Prompt:
Quote each record exactly, please, leaving none out.

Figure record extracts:
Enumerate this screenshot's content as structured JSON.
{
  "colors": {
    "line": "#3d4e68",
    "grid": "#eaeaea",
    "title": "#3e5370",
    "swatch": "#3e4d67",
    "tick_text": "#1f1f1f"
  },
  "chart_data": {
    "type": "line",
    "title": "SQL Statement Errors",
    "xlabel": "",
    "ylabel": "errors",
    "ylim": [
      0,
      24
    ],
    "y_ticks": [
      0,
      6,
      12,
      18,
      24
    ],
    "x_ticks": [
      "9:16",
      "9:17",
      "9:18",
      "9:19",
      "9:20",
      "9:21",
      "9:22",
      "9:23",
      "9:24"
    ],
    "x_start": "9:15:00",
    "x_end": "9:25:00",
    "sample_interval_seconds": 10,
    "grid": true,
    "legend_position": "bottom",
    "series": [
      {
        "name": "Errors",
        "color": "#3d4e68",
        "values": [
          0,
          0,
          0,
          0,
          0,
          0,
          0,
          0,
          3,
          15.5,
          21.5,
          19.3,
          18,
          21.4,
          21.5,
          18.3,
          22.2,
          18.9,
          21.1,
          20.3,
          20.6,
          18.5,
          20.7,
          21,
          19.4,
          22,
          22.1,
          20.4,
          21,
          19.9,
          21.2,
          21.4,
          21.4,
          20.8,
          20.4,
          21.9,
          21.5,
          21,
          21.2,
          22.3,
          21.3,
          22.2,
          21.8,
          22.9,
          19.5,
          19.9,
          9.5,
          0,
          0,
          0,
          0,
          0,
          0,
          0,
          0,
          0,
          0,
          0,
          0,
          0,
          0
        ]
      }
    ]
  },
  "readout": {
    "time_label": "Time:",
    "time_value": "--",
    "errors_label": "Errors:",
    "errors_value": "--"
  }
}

Correct output:
Enumerate this screenshot's content as structured JSON.
{
  "colors": {
    "line": "#3d4e68",
    "grid": "#eaeaea",
    "title": "#3e5370",
    "swatch": "#3e4d67",
    "tick_text": "#1f1f1f"
  },
  "chart_data": {
    "type": "line",
    "title": "SQL Statement Errors",
    "xlabel": "",
    "ylabel": "errors",
    "ylim": [
      0,
      24
    ],
    "y_ticks": [
      0,
      6,
      12,
      18,
      24
    ],
    "x_ticks": [
      "9:16",
      "9:17",
      "9:18",
      "9:19",
      "9:20",
      "9:21",
      "9:22",
      "9:23",
      "9:24"
    ],
    "x_start": "9:15:00",
    "x_end": "9:25:00",
    "sample_interval_seconds": 10,
    "grid": true,
    "legend_position": "bottom",
    "series": [
      {
        "name": "Errors",
        "color": "#3d4e68",
        "values": [
          0,
          0,
          0,
          0,
          0,
          0,
          0,
          0,
          3,
          15.5,
          21.5,
          19.3,
          18,
          21.4,
          21.5,
          18.3,
          22.2,
          18.9,
          21.1,
          20.3,
          20.6,
          18.5,
          20.7,
          21,
          19.4,
          22,
          22.1,
          20.4,
          21,
          19.9,
          21.2,
          21.4,
          21.4,
          20.8,
          20.4,
          21.9,
          21.5,
          21,
          21.2,
          22.3,
          21.3,
          22.2,
          21.8,
          22.9,
          19.5,
          19.9,
          9.5,
          0,
          0,
          0,
          0,
          0,
          0,
          0,
          0,
          0,
          0,
          0,
          0,
          0,
          0
        ]
      }
    ]
  },
  "readout": {
    "time_label": "Time:",
    "time_value": "--",
    "errors_label": "Errors:",
    "errors_value": "--"
  }
}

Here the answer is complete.